--- START OF PROVIDED INFORMATION ---
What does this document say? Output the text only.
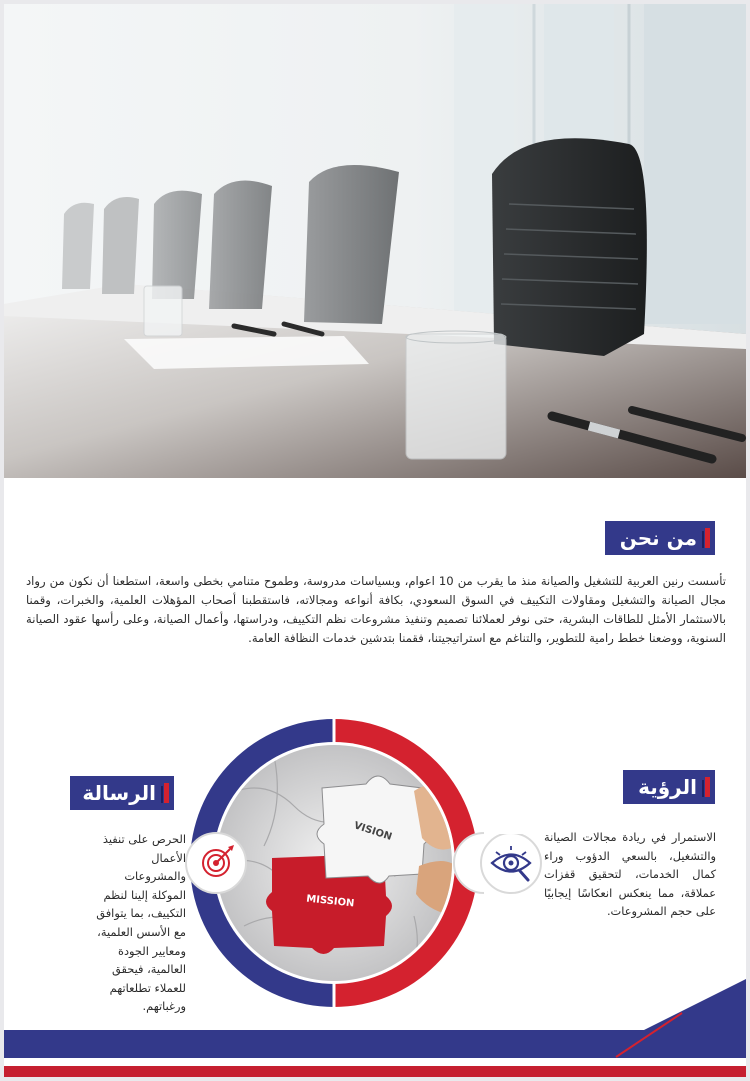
من نحن
تأسست رنين العربية للتشغيل والصيانة منذ ما يقرب من 10 اعوام، وبسياسات مدروسة، وطموح متنامي بخطى واسعة، استطعنا أن نكون من رواد مجال الصيانة والتشغيل ومقاولات التكييف في السوق السعودي، بكافة أنواعه ومجالاته، فاستقطبنا أصحاب المؤهلات العلمية، والخبرات، وقمنا بالاستثمار الأمثل للطاقات البشرية، حتى نوفر لعملائنا تصميم وتنفيذ مشروعات نظم التكييف، ودراستها، وأعمال الصيانة، وعلى رأسها عقود الصيانة السنوية، ووضعنا خطط رامية للتطوير، والتناغم مع استراتيجيتنا، فقمنا بتدشين خدمات النظافة العامة.
VISION
MISSION
الرؤية
الاستمرار في ريادة مجالات الصيانة والتشغيل، بالسعي الدؤوب وراء كمال الخدمات، لتحقيق قفزات عملاقة، مما ينعكس انعكاسًا إيجابيًا على حجم المشروعات.
الرسالة
الحرص على تنفيذ الأعمال والمشروعات الموكلة إلينا لنظم التكييف، بما يتوافق مع الأسس العلمية، ومعايير الجودة العالمية، فيحقق للعملاء تطلعاتهم ورغباتهم.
--- END OF PROVIDED INFORMATION ---
**GIVEN TASK**:
Each line containing the word "العلمية" counts once; say how many such lines there are, giving only the number.

**THE RESPONSE**:
2